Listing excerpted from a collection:
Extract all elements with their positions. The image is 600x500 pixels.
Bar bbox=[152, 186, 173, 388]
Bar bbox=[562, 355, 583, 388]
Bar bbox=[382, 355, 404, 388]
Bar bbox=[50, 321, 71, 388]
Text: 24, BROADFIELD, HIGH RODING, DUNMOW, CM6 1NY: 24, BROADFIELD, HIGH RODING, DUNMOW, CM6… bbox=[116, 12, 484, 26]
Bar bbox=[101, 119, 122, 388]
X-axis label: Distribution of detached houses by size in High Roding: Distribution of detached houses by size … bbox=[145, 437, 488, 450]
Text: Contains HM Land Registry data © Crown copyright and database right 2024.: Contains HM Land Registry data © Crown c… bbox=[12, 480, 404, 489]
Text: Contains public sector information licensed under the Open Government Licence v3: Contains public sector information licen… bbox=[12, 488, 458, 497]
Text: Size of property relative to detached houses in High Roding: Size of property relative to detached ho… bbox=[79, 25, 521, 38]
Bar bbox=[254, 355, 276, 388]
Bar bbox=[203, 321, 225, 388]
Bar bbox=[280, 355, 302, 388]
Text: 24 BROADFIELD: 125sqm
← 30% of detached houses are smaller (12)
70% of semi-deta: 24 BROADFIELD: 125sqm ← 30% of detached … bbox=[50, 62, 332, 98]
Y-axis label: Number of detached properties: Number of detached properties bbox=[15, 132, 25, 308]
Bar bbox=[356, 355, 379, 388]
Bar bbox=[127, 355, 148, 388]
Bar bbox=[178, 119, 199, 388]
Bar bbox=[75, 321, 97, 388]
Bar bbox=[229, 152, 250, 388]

### What the exercise asks
Please give everything from the start of the listing down to and including the line containing "Bar bbox=[101, 119, 122, 388]" as a Markdown table with the columns Row and Line, numbering each line and leaving out blank lines.

### Expected answer
| Row | Line |
|---|---|
| 1 | Extract all elements with their positions. The image is 600x500 pixels. |
| 2 | Bar bbox=[152, 186, 173, 388] |
| 3 | Bar bbox=[562, 355, 583, 388] |
| 4 | Bar bbox=[382, 355, 404, 388] |
| 5 | Bar bbox=[50, 321, 71, 388] |
| 6 | Text: 24, BROADFIELD, HIGH RODING, DUNMOW, CM6 1NY: 24, BROADFIELD, HIGH RODING, DUNMOW, CM6… bbox=[116, 12, 484, 26] |
| 7 | Bar bbox=[101, 119, 122, 388] |